| What the task requires |
State the number of lines that hold the string "name", with nothing added.

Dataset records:
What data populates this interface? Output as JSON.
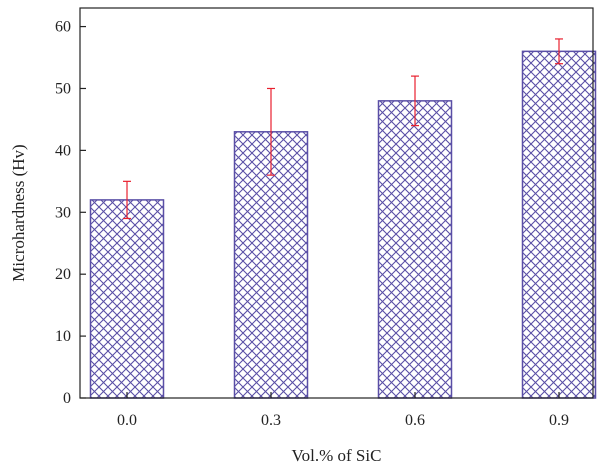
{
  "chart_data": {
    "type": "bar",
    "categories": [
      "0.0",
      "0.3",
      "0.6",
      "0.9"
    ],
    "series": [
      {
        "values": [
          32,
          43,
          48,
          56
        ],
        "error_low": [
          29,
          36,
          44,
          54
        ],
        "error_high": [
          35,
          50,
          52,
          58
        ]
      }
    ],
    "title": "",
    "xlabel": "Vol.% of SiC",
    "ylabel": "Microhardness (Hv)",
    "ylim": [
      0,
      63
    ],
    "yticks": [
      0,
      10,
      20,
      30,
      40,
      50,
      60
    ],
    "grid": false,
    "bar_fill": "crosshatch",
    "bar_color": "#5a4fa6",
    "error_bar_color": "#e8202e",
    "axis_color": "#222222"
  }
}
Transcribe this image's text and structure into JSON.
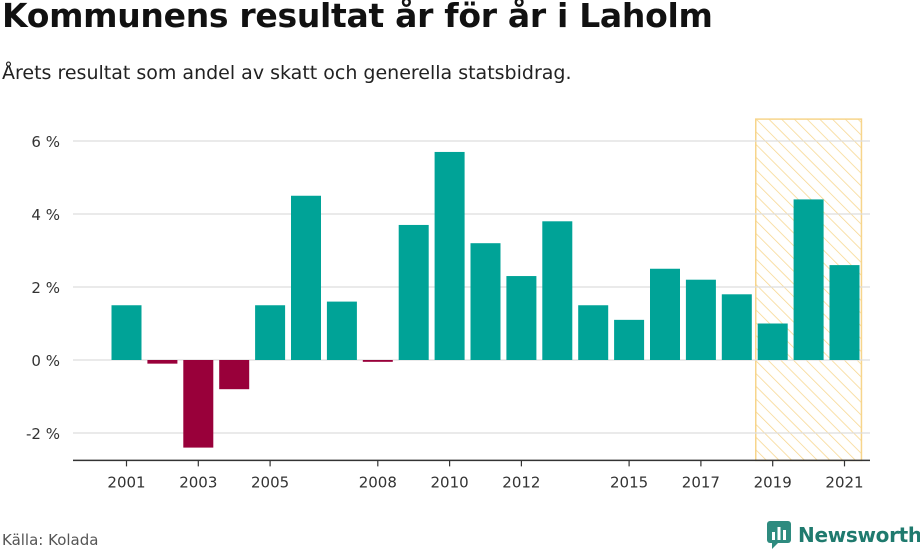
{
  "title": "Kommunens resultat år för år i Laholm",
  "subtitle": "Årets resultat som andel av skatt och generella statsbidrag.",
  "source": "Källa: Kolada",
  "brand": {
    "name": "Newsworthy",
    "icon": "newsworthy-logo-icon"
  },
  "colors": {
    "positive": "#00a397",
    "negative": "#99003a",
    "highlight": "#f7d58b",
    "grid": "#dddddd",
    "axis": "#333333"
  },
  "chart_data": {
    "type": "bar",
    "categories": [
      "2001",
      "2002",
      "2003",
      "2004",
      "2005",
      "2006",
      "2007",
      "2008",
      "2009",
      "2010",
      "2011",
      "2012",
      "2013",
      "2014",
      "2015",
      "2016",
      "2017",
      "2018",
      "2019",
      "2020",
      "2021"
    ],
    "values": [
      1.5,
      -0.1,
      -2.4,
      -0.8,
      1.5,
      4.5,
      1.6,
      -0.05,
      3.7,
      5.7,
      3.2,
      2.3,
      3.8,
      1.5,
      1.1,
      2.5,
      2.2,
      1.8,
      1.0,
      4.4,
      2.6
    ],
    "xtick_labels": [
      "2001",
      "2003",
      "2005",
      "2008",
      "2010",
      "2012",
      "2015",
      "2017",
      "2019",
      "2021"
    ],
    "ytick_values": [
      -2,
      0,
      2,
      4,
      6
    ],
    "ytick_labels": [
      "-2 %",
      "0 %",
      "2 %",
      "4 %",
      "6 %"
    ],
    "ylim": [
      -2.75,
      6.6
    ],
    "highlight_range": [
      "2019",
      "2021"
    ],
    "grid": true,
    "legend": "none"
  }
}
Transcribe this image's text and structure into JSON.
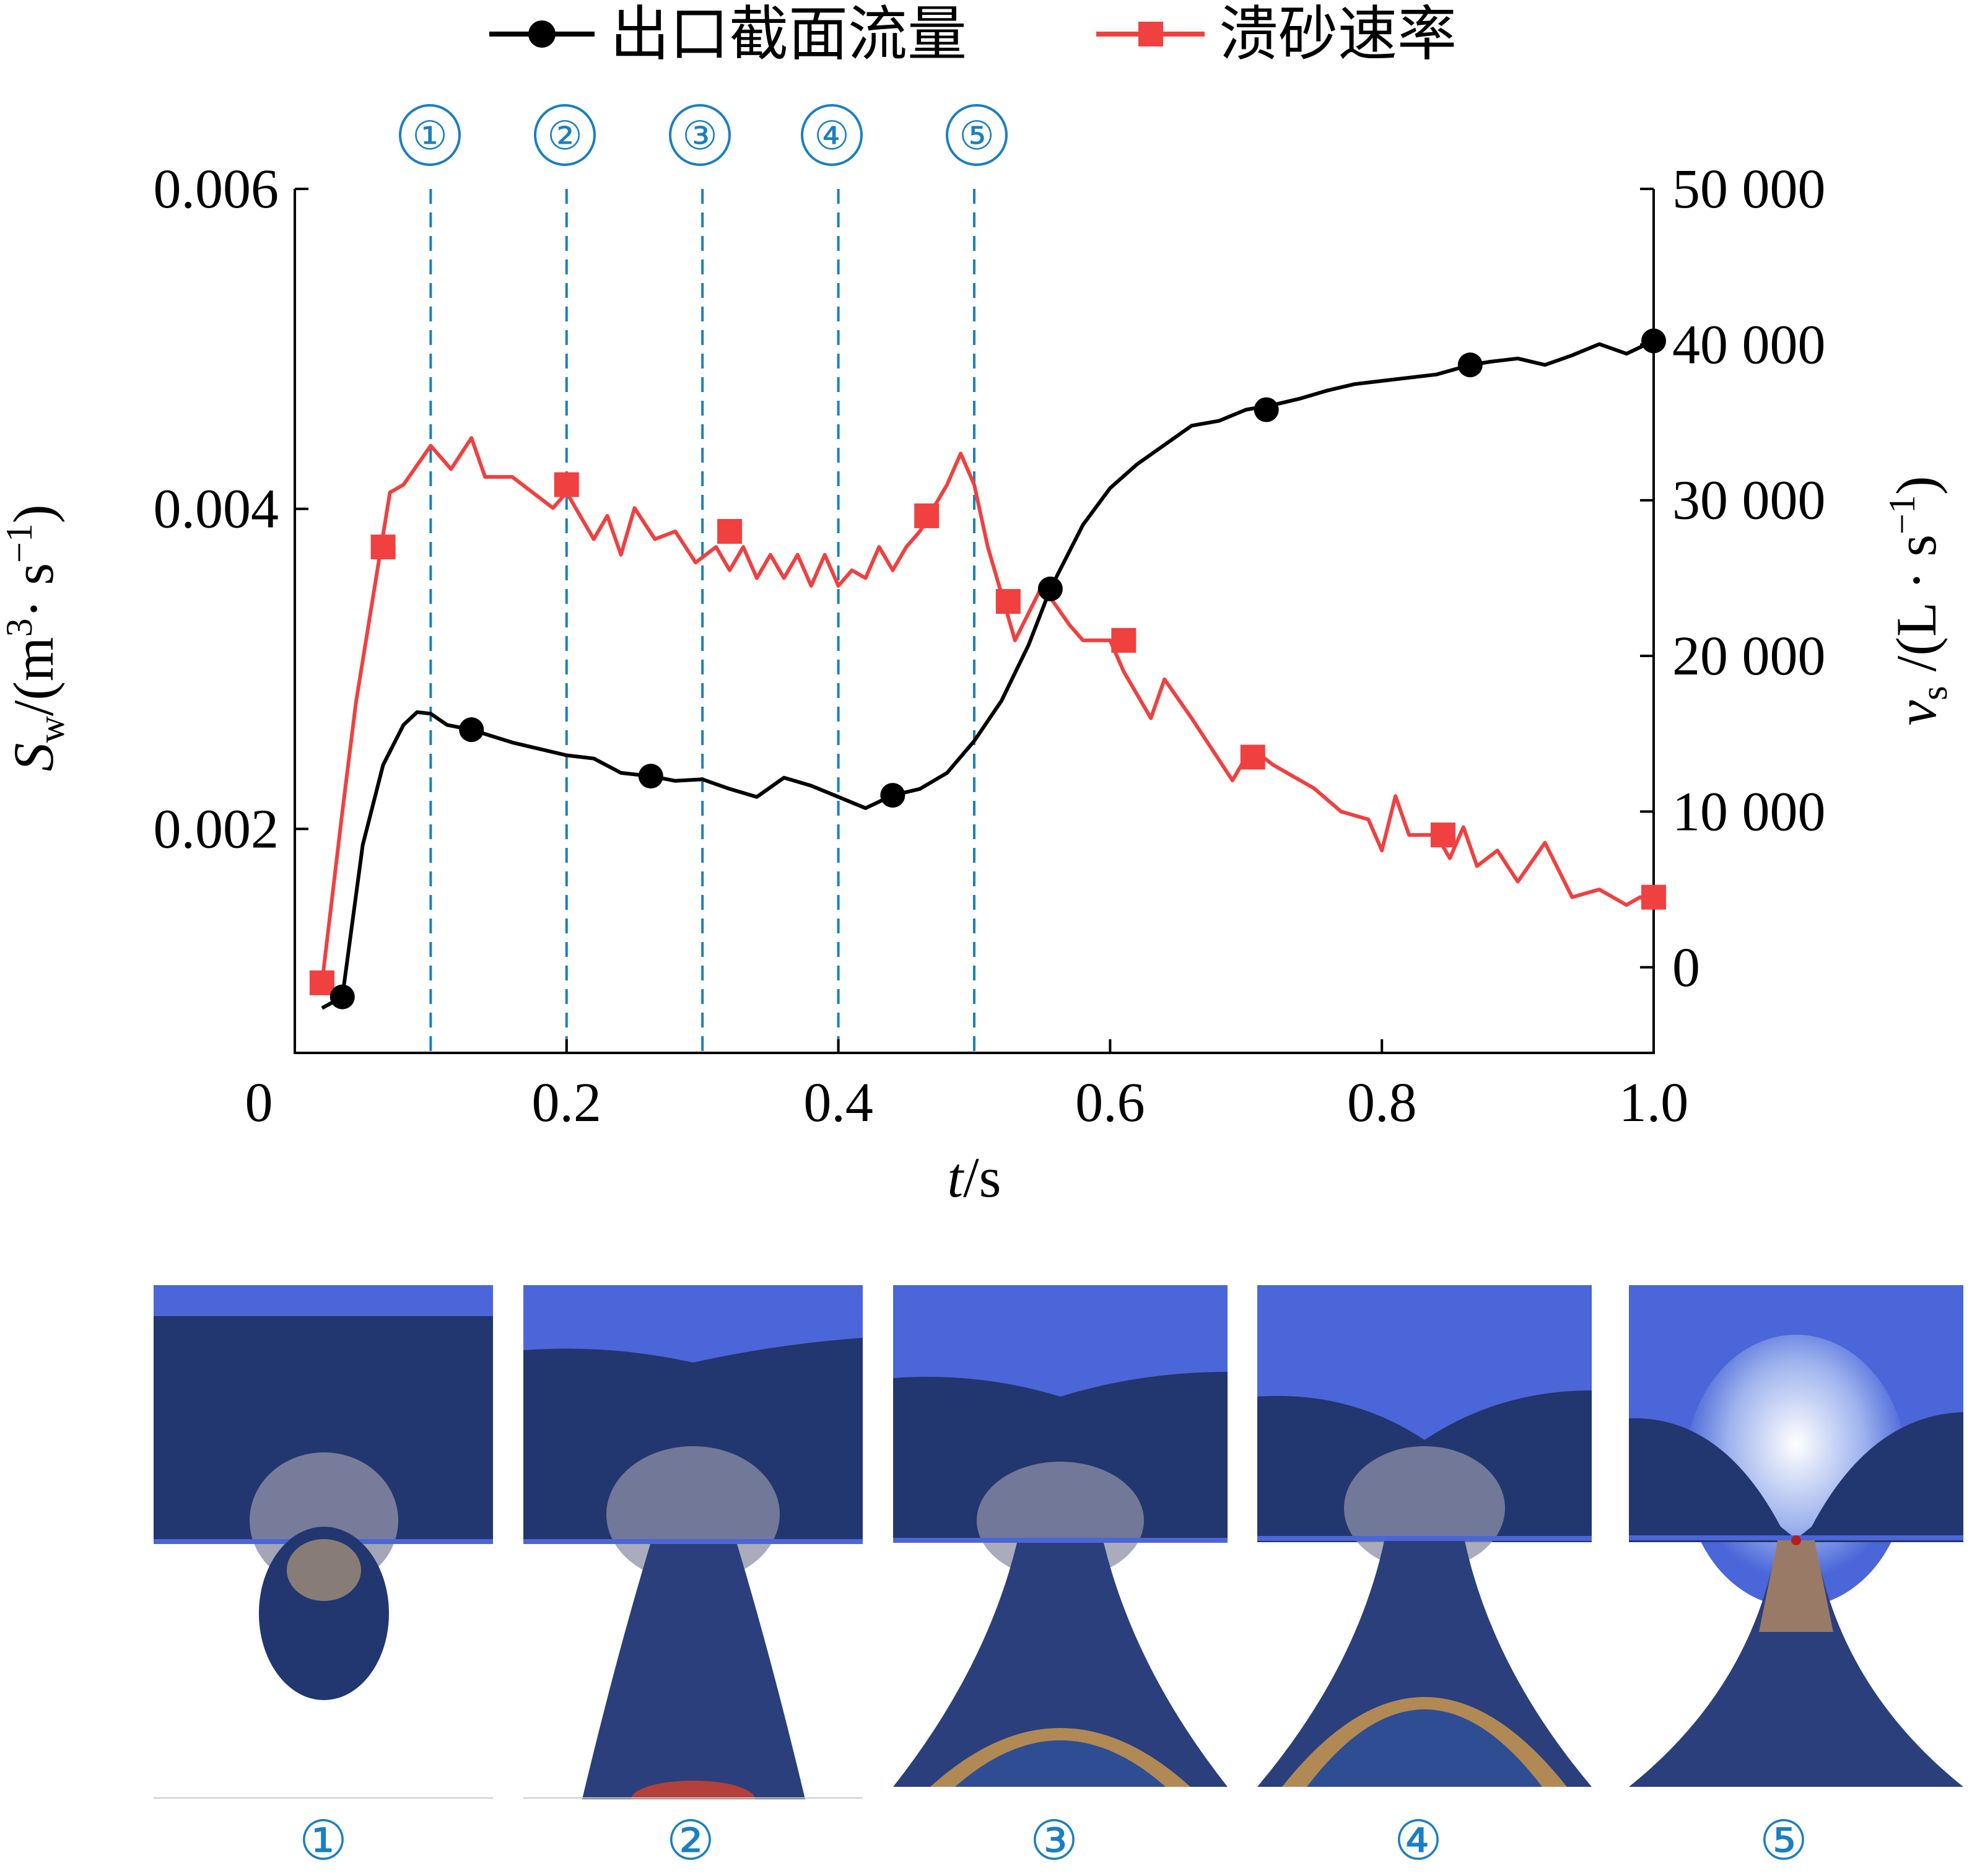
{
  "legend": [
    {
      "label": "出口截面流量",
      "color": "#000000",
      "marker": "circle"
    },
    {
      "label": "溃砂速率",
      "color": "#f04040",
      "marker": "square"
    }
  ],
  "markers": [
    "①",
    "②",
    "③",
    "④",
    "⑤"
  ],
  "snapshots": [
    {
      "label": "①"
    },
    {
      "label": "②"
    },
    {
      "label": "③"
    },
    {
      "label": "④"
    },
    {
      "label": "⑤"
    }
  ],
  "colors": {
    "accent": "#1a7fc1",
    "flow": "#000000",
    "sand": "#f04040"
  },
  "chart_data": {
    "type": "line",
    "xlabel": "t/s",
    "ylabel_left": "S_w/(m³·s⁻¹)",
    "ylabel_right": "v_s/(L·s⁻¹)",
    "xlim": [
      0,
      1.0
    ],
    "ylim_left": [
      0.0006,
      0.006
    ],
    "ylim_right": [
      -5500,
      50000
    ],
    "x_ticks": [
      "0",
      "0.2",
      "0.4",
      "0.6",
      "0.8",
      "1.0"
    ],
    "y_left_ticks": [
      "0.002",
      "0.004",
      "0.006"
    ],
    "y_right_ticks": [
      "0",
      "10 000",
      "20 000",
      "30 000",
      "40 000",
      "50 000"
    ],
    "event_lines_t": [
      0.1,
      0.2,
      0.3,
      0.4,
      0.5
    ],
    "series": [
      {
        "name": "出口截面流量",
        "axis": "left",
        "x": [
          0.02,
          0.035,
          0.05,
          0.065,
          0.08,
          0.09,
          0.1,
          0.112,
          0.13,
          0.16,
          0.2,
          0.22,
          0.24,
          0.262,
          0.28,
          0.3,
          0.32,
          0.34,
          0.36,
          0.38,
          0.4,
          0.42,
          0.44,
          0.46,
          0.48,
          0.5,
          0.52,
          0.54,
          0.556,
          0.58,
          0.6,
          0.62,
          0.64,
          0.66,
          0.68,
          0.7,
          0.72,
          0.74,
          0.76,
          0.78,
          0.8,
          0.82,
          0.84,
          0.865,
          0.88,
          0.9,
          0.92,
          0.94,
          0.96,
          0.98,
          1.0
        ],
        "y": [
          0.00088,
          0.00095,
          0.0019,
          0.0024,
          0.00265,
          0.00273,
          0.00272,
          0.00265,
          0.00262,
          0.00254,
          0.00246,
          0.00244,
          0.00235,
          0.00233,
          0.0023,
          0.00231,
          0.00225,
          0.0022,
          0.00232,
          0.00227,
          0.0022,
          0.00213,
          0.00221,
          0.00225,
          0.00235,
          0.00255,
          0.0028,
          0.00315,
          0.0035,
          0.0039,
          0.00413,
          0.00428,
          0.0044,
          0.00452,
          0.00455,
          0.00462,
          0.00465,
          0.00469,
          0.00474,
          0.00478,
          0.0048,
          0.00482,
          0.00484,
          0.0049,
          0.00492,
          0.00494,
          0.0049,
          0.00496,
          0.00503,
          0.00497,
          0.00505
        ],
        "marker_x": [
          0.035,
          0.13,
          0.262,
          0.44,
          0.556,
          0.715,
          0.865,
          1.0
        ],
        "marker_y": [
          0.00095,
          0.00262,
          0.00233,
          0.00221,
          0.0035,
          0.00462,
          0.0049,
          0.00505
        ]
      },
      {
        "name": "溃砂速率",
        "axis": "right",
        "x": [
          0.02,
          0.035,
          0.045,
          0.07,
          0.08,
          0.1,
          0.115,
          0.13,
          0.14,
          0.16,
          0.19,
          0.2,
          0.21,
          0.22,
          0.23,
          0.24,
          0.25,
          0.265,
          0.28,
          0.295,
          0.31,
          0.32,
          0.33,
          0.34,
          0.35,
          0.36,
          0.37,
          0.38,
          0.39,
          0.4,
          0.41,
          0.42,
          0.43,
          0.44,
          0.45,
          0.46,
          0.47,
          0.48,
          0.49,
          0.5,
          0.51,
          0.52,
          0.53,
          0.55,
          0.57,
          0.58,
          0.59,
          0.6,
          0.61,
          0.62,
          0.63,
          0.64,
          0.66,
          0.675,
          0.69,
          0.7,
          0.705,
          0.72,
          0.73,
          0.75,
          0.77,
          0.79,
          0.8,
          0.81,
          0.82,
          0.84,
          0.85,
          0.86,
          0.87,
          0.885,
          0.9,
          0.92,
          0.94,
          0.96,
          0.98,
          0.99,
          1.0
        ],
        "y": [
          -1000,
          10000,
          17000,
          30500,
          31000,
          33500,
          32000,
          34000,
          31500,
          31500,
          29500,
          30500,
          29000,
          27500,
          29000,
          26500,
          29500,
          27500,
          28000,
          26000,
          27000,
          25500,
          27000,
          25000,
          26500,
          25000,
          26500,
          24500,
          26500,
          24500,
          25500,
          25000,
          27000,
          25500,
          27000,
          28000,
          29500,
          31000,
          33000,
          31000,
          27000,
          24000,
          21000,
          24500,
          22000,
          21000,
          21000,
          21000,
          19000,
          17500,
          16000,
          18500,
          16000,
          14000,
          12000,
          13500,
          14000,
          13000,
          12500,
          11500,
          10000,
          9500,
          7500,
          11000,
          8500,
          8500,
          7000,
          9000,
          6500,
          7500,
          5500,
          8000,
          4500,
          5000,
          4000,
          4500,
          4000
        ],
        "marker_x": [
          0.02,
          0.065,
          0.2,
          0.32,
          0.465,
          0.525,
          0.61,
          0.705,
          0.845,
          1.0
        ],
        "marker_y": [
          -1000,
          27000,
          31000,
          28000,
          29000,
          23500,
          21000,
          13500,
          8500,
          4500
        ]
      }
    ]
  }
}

| Task response |
3